Task instructions:
Exactly repeat the full listing that follows.

Records shown:
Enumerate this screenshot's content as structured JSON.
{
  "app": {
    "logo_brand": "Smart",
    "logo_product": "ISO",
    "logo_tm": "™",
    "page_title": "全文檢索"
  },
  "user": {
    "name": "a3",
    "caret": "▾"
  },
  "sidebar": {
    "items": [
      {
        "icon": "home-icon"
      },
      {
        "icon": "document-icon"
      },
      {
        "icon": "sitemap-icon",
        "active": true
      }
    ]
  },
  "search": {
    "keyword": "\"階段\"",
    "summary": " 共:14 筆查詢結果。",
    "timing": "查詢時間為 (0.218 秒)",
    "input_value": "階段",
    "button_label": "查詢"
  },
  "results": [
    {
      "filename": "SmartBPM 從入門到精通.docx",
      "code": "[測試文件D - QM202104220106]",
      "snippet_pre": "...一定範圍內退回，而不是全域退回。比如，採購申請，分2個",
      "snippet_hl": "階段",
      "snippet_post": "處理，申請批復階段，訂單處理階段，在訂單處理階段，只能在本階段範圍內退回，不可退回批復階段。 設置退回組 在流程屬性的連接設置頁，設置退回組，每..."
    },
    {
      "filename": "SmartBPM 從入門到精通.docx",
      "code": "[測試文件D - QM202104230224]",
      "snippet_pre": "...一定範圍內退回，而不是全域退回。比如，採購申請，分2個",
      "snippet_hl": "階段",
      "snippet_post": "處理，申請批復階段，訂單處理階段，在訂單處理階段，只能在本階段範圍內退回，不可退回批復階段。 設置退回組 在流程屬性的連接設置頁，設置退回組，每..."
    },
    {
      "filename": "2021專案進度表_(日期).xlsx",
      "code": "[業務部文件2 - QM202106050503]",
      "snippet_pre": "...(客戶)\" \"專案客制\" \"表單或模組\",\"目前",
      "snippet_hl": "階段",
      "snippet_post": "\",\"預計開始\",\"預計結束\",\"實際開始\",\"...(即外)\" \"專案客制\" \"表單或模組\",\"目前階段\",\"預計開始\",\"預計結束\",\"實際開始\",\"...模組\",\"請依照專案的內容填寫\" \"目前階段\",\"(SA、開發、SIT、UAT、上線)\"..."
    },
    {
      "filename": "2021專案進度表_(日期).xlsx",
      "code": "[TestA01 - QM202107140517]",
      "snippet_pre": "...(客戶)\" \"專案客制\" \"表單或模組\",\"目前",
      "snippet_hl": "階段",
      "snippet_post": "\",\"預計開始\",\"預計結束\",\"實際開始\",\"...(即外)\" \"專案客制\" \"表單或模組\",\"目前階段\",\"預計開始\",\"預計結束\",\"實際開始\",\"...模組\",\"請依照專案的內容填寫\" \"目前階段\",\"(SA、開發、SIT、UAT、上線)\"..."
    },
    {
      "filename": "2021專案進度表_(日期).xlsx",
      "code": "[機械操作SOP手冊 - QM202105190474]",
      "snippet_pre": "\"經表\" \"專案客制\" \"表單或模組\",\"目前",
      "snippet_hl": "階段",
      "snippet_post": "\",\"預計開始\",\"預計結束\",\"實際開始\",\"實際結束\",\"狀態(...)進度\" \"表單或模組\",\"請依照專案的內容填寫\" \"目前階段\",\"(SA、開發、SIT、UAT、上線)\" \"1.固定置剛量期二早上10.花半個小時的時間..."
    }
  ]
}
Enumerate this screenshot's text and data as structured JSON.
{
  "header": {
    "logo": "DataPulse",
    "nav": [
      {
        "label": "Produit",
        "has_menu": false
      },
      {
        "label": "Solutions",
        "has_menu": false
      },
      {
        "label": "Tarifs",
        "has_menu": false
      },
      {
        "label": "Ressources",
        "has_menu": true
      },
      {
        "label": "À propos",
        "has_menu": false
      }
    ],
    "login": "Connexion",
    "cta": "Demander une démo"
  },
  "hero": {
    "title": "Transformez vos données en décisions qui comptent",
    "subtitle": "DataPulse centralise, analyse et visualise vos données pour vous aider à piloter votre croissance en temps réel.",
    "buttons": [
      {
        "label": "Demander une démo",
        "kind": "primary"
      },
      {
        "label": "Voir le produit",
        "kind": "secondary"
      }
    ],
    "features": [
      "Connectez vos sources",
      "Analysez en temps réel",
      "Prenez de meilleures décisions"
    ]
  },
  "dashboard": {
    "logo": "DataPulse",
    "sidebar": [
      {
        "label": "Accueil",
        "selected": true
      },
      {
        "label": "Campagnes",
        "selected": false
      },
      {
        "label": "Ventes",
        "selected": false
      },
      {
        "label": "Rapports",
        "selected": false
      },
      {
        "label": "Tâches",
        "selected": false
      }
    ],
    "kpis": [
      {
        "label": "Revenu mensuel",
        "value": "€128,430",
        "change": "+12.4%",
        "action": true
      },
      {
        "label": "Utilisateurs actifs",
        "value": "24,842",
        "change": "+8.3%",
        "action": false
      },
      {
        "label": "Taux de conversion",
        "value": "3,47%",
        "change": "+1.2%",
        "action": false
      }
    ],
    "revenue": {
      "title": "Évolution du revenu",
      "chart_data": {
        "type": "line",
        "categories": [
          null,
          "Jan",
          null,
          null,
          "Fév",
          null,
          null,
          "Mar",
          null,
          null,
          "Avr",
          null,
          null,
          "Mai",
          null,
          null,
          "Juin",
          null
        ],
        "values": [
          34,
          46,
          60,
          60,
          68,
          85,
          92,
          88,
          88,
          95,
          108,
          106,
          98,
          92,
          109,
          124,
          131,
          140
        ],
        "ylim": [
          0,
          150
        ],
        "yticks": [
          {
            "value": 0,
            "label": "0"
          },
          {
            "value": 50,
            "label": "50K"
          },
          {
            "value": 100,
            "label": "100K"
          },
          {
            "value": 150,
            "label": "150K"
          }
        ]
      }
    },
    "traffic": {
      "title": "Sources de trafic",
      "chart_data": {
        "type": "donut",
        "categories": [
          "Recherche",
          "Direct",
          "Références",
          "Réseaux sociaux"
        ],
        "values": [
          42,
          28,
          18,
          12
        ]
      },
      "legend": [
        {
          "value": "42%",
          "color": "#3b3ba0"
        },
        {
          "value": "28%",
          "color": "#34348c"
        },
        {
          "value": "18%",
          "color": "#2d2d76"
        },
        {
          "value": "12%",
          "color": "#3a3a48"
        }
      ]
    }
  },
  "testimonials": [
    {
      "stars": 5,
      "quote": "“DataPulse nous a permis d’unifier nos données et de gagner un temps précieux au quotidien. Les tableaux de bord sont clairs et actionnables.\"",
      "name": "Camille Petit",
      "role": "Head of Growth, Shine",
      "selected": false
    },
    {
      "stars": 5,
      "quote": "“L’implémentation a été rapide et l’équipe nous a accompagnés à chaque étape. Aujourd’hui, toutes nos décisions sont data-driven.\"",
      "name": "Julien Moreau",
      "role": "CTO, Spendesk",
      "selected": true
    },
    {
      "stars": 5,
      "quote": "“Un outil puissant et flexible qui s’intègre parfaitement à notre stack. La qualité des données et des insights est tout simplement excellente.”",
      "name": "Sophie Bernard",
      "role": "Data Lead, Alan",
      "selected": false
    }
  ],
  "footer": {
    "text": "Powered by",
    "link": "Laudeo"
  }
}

Correct response:
Enumerate this screenshot's content as structured JSON.
{
  "app": {
    "logo_brand": "Smart",
    "logo_product": "ISO",
    "logo_tm": "™",
    "page_title": "全文檢索"
  },
  "user": {
    "name": "a3",
    "caret": "▾"
  },
  "sidebar": {
    "items": [
      {
        "icon": "home-icon"
      },
      {
        "icon": "document-icon"
      },
      {
        "icon": "sitemap-icon",
        "active": true
      }
    ]
  },
  "search": {
    "keyword": "\"階段\"",
    "summary": " 共:14 筆查詢結果。",
    "timing": "查詢時間為 (0.218 秒)",
    "input_value": "階段",
    "button_label": "查詢"
  },
  "results": [
    {
      "filename": "SmartBPM 從入門到精通.docx",
      "code": "[測試文件D - QM202104220106]",
      "snippet_pre": "...一定範圍內退回，而不是全域退回。比如，採購申請，分2個",
      "snippet_hl": "階段",
      "snippet_post": "處理，申請批復階段，訂單處理階段，在訂單處理階段，只能在本階段範圍內退回，不可退回批復階段。 設置退回組 在流程屬性的連接設置頁，設置退回組，每..."
    },
    {
      "filename": "SmartBPM 從入門到精通.docx",
      "code": "[測試文件D - QM202104230224]",
      "snippet_pre": "...一定範圍內退回，而不是全域退回。比如，採購申請，分2個",
      "snippet_hl": "階段",
      "snippet_post": "處理，申請批復階段，訂單處理階段，在訂單處理階段，只能在本階段範圍內退回，不可退回批復階段。 設置退回組 在流程屬性的連接設置頁，設置退回組，每..."
    },
    {
      "filename": "2021專案進度表_(日期).xlsx",
      "code": "[業務部文件2 - QM202106050503]",
      "snippet_pre": "...(客戶)\" \"專案客制\" \"表單或模組\",\"目前",
      "snippet_hl": "階段",
      "snippet_post": "\",\"預計開始\",\"預計結束\",\"實際開始\",\"...(即外)\" \"專案客制\" \"表單或模組\",\"目前階段\",\"預計開始\",\"預計結束\",\"實際開始\",\"...模組\",\"請依照專案的內容填寫\" \"目前階段\",\"(SA、開發、SIT、UAT、上線)\"..."
    },
    {
      "filename": "2021專案進度表_(日期).xlsx",
      "code": "[TestA01 - QM202107140517]",
      "snippet_pre": "...(客戶)\" \"專案客制\" \"表單或模組\",\"目前",
      "snippet_hl": "階段",
      "snippet_post": "\",\"預計開始\",\"預計結束\",\"實際開始\",\"...(即外)\" \"專案客制\" \"表單或模組\",\"目前階段\",\"預計開始\",\"預計結束\",\"實際開始\",\"...模組\",\"請依照專案的內容填寫\" \"目前階段\",\"(SA、開發、SIT、UAT、上線)\"..."
    },
    {
      "filename": "2021專案進度表_(日期).xlsx",
      "code": "[機械操作SOP手冊 - QM202105190474]",
      "snippet_pre": "\"經表\" \"專案客制\" \"表單或模組\",\"目前",
      "snippet_hl": "階段",
      "snippet_post": "\",\"預計開始\",\"預計結束\",\"實際開始\",\"實際結束\",\"狀態(...)進度\" \"表單或模組\",\"請依照專案的內容填寫\" \"目前階段\",\"(SA、開發、SIT、UAT、上線)\" \"1.固定置剛量期二早上10.花半個小時的時間..."
    }
  ]
}
Enumerate this screenshot's text and data as structured JSON.
{
  "header": {
    "logo": "DataPulse",
    "nav": [
      {
        "label": "Produit",
        "has_menu": false
      },
      {
        "label": "Solutions",
        "has_menu": false
      },
      {
        "label": "Tarifs",
        "has_menu": false
      },
      {
        "label": "Ressources",
        "has_menu": true
      },
      {
        "label": "À propos",
        "has_menu": false
      }
    ],
    "login": "Connexion",
    "cta": "Demander une démo"
  },
  "hero": {
    "title": "Transformez vos données en décisions qui comptent",
    "subtitle": "DataPulse centralise, analyse et visualise vos données pour vous aider à piloter votre croissance en temps réel.",
    "buttons": [
      {
        "label": "Demander une démo",
        "kind": "primary"
      },
      {
        "label": "Voir le produit",
        "kind": "secondary"
      }
    ],
    "features": [
      "Connectez vos sources",
      "Analysez en temps réel",
      "Prenez de meilleures décisions"
    ]
  },
  "dashboard": {
    "logo": "DataPulse",
    "sidebar": [
      {
        "label": "Accueil",
        "selected": true
      },
      {
        "label": "Campagnes",
        "selected": false
      },
      {
        "label": "Ventes",
        "selected": false
      },
      {
        "label": "Rapports",
        "selected": false
      },
      {
        "label": "Tâches",
        "selected": false
      }
    ],
    "kpis": [
      {
        "label": "Revenu mensuel",
        "value": "€128,430",
        "change": "+12.4%",
        "action": true
      },
      {
        "label": "Utilisateurs actifs",
        "value": "24,842",
        "change": "+8.3%",
        "action": false
      },
      {
        "label": "Taux de conversion",
        "value": "3,47%",
        "change": "+1.2%",
        "action": false
      }
    ],
    "revenue": {
      "title": "Évolution du revenu",
      "chart_data": {
        "type": "line",
        "categories": [
          null,
          "Jan",
          null,
          null,
          "Fév",
          null,
          null,
          "Mar",
          null,
          null,
          "Avr",
          null,
          null,
          "Mai",
          null,
          null,
          "Juin",
          null
        ],
        "values": [
          34,
          46,
          60,
          60,
          68,
          85,
          92,
          88,
          88,
          95,
          108,
          106,
          98,
          92,
          109,
          124,
          131,
          140
        ],
        "ylim": [
          0,
          150
        ],
        "yticks": [
          {
            "value": 0,
            "label": "0"
          },
          {
            "value": 50,
            "label": "50K"
          },
          {
            "value": 100,
            "label": "100K"
          },
          {
            "value": 150,
            "label": "150K"
          }
        ]
      }
    },
    "traffic": {
      "title": "Sources de trafic",
      "chart_data": {
        "type": "donut",
        "categories": [
          "Recherche",
          "Direct",
          "Références",
          "Réseaux sociaux"
        ],
        "values": [
          42,
          28,
          18,
          12
        ]
      },
      "legend": [
        {
          "value": "42%",
          "color": "#3b3ba0"
        },
        {
          "value": "28%",
          "color": "#34348c"
        },
        {
          "value": "18%",
          "color": "#2d2d76"
        },
        {
          "value": "12%",
          "color": "#3a3a48"
        }
      ]
    }
  },
  "testimonials": [
    {
      "stars": 5,
      "quote": "“DataPulse nous a permis d’unifier nos données et de gagner un temps précieux au quotidien. Les tableaux de bord sont clairs et actionnables.\"",
      "name": "Camille Petit",
      "role": "Head of Growth, Shine",
      "selected": false
    },
    {
      "stars": 5,
      "quote": "“L’implémentation a été rapide et l’équipe nous a accompagnés à chaque étape. Aujourd’hui, toutes nos décisions sont data-driven.\"",
      "name": "Julien Moreau",
      "role": "CTO, Spendesk",
      "selected": true
    },
    {
      "stars": 5,
      "quote": "“Un outil puissant et flexible qui s’intègre parfaitement à notre stack. La qualité des données et des insights est tout simplement excellente.”",
      "name": "Sophie Bernard",
      "role": "Data Lead, Alan",
      "selected": false
    }
  ],
  "footer": {
    "text": "Powered by",
    "link": "Laudeo"
  }
}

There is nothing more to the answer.